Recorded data
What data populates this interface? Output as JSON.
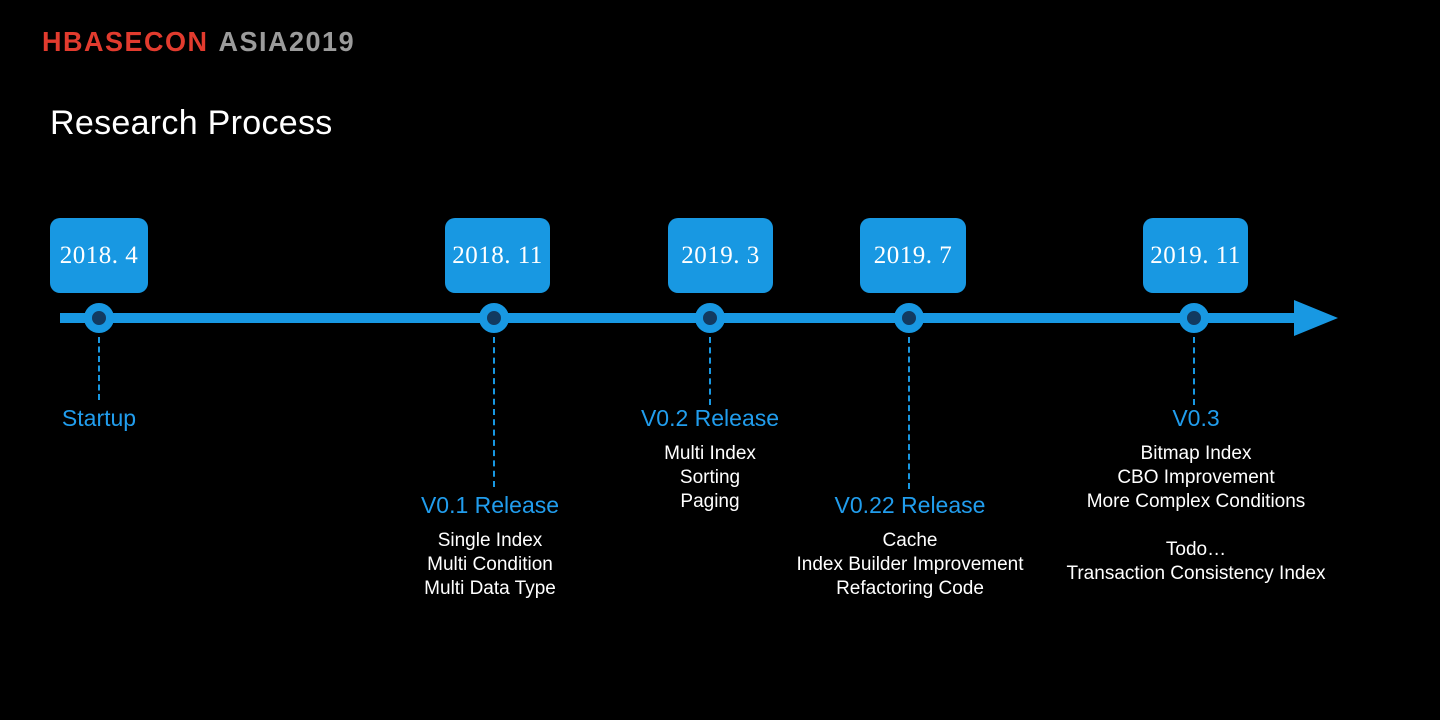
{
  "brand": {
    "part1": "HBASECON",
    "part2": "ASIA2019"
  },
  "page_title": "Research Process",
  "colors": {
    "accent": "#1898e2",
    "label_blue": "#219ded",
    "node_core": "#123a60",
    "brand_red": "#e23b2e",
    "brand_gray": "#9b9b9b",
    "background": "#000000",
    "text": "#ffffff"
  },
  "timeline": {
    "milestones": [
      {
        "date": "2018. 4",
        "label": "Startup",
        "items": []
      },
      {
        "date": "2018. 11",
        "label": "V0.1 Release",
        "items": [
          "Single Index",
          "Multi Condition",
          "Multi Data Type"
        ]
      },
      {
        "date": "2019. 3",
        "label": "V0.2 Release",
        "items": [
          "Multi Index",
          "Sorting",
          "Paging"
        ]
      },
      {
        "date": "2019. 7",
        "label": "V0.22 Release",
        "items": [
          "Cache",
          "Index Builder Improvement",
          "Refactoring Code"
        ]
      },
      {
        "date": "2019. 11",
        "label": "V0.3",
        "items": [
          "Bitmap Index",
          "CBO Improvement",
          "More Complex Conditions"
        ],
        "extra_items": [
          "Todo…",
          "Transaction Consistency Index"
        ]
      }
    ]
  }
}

...

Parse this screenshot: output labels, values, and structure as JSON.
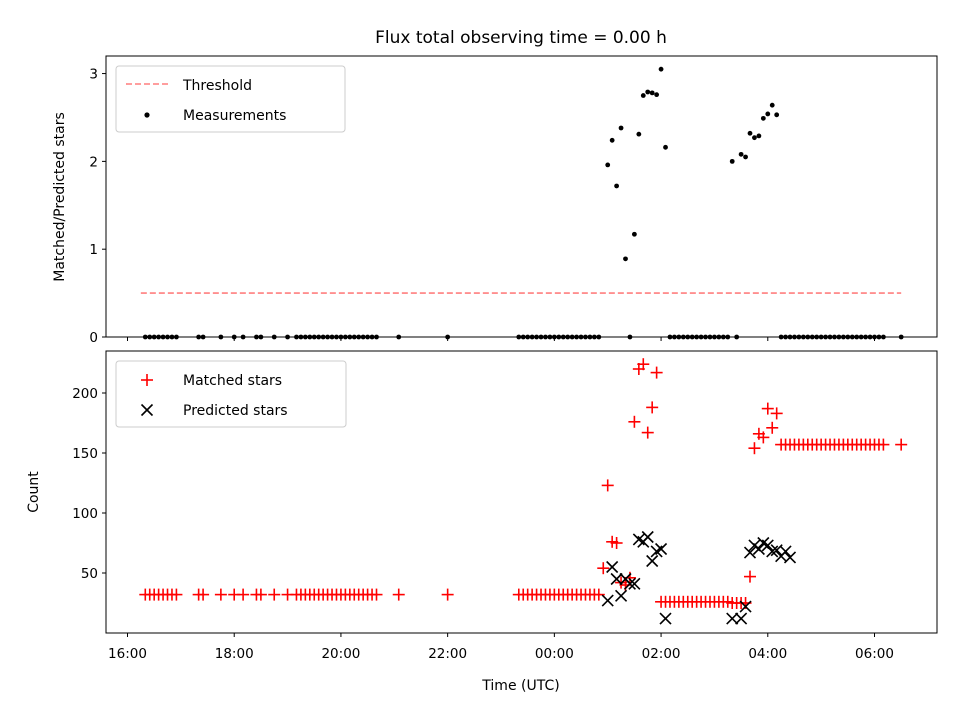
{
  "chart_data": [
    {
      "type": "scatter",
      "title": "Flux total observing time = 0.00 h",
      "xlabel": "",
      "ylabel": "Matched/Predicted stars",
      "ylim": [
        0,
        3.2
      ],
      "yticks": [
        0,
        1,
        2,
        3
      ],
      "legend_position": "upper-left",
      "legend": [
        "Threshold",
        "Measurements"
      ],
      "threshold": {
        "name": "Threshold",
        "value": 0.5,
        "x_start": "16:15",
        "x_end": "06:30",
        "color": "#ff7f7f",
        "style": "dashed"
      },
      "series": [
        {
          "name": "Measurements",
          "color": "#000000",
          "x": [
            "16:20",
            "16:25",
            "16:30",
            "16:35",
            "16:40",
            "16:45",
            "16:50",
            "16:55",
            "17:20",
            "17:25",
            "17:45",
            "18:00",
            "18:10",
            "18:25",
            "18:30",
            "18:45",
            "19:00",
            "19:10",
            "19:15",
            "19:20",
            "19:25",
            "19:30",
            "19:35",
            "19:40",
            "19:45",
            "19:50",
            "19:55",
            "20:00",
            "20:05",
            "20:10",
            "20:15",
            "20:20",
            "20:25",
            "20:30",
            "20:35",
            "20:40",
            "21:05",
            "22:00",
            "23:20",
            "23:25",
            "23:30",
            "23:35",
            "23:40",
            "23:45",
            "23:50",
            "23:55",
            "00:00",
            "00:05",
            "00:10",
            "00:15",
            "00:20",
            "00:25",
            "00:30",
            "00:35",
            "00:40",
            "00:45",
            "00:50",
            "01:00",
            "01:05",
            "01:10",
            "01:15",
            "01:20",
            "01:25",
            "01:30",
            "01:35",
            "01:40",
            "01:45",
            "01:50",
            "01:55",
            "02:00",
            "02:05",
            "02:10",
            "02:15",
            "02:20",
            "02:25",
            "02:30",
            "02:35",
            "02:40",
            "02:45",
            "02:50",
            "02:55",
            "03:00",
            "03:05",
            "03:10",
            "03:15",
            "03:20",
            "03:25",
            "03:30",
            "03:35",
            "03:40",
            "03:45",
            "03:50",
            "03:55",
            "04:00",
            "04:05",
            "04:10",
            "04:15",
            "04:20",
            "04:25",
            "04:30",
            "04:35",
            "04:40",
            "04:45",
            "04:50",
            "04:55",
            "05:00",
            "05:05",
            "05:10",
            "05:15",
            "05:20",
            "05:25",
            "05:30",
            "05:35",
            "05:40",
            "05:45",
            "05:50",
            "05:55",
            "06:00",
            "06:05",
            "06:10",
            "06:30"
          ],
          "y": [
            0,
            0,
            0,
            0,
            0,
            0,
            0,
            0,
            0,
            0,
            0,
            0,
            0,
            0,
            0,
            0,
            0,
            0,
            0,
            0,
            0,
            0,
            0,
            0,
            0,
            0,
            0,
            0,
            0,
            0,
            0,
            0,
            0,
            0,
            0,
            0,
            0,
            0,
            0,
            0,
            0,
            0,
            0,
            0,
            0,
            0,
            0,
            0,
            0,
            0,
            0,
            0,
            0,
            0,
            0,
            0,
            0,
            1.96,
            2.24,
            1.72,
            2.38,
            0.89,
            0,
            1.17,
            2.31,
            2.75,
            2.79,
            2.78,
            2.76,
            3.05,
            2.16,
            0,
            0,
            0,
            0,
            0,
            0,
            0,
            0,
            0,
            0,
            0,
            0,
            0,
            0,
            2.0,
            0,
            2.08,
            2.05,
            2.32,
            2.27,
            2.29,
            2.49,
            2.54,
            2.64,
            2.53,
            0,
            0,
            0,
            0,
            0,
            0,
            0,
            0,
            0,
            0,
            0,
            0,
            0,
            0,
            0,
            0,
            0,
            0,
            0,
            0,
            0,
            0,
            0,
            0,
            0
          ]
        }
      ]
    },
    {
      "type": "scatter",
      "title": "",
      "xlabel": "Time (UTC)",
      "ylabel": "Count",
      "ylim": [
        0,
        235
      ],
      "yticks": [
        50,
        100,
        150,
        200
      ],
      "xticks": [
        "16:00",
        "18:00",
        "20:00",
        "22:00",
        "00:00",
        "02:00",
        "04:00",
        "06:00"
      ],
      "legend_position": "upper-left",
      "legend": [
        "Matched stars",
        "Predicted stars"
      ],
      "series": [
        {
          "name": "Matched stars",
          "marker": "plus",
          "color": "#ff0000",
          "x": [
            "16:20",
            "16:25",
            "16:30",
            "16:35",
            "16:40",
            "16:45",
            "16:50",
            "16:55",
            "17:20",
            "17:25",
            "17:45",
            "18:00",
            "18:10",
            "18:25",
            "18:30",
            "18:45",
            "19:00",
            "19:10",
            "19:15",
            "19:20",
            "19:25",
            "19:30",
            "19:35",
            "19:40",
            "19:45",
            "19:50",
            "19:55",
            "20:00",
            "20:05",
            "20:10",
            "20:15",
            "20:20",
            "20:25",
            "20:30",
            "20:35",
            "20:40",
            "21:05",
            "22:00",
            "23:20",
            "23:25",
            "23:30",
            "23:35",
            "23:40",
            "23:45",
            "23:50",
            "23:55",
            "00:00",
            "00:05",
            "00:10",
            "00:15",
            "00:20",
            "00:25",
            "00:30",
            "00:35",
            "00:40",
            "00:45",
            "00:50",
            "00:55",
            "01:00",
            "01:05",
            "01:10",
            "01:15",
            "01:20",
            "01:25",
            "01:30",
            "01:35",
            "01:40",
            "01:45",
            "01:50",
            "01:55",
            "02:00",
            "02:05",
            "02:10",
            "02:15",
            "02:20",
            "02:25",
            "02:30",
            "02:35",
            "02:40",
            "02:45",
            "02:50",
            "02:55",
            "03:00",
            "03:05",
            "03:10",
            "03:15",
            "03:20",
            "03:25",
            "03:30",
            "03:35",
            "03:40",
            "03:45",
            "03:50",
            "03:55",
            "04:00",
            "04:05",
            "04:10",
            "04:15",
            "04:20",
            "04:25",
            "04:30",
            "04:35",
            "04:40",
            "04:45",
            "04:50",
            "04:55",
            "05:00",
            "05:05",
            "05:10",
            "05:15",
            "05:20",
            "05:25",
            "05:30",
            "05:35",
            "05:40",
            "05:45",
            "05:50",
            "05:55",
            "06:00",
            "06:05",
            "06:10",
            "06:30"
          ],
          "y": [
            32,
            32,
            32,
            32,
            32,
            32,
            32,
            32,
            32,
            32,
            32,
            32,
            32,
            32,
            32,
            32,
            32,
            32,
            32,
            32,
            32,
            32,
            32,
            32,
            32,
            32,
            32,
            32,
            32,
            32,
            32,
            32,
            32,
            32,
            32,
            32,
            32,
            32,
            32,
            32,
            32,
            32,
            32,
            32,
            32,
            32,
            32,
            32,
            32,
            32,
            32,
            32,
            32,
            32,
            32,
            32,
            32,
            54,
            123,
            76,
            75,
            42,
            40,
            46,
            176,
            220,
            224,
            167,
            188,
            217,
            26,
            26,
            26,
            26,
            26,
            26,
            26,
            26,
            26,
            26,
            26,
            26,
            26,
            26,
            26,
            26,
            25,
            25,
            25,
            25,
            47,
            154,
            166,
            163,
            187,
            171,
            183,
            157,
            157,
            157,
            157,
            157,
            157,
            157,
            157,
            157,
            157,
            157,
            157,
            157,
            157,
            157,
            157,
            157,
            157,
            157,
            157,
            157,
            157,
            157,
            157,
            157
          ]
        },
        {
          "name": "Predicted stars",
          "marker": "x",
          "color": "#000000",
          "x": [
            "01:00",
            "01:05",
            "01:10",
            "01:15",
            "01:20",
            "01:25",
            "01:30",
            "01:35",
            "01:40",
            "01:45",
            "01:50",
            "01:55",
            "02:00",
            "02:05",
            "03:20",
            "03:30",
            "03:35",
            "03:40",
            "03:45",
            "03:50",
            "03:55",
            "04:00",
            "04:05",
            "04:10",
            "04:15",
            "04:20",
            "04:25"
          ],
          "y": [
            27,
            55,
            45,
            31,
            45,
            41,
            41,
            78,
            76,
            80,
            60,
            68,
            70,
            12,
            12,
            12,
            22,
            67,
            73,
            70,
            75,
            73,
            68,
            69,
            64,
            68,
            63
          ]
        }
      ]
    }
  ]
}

= What you need to do =
From the listing above, collect each line in which the string "Multi" appears.

= Solution =
          "Multi Condition",
          "Multi Data Type"
          "Multi Index",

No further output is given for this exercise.